▶ Records to process
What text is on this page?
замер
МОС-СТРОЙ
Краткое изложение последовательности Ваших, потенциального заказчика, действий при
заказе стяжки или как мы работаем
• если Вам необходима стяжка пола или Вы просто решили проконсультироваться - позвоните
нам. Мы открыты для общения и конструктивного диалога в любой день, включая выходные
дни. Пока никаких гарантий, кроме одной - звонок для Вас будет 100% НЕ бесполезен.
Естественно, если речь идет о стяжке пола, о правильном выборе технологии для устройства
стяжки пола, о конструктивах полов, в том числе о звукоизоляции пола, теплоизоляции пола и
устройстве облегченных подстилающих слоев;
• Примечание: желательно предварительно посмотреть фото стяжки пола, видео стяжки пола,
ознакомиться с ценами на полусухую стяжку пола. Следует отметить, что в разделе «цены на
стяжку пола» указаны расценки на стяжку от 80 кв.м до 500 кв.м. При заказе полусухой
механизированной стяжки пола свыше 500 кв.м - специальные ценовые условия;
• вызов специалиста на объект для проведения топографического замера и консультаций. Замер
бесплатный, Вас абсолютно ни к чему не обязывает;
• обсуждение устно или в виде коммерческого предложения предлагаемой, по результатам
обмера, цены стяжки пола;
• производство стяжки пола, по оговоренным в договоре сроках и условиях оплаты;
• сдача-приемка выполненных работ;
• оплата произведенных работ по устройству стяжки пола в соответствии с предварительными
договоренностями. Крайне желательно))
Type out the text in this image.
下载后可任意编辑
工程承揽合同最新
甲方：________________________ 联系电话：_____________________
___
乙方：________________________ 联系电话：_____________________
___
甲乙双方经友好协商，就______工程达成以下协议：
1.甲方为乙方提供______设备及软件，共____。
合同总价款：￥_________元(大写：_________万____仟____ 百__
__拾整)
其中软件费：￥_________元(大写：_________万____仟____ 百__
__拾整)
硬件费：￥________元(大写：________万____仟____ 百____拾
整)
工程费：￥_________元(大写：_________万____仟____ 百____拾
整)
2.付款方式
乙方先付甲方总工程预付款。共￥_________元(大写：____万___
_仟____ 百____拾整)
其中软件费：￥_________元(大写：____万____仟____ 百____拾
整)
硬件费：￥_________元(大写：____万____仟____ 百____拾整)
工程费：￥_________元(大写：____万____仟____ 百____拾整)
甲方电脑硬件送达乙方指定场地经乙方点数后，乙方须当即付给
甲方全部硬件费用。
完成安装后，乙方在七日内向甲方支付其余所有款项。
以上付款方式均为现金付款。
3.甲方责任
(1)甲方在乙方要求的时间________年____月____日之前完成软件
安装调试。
--
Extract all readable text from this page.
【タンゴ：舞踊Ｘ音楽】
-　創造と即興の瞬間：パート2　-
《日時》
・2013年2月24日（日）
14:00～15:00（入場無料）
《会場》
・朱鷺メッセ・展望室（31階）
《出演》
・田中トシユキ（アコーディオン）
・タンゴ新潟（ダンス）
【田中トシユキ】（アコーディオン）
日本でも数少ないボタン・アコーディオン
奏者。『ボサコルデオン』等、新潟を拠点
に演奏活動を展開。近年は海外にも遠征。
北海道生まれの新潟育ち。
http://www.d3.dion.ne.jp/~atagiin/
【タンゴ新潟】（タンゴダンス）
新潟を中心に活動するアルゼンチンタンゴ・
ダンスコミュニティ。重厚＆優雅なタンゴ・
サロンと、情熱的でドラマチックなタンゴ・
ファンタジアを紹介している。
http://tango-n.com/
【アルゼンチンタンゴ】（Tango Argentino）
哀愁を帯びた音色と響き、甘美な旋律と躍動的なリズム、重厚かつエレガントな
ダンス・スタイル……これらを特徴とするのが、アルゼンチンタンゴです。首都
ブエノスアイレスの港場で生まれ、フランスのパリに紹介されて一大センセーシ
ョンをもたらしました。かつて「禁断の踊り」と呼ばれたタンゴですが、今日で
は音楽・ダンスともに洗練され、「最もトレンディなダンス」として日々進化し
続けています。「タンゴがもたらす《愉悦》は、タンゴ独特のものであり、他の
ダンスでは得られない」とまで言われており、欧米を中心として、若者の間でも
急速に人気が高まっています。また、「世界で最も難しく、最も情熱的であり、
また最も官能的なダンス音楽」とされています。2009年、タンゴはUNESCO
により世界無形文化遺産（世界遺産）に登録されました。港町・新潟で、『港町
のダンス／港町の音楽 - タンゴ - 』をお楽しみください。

▶ Exercise brief
Every line that holds the word "если" should be extracted.

▶ Answer in full
• если Вам необходима стяжка пола или Вы просто решили проконсультироваться - позвоните
Естественно, если речь идет о стяжке пола, о правильном выборе технологии для устройства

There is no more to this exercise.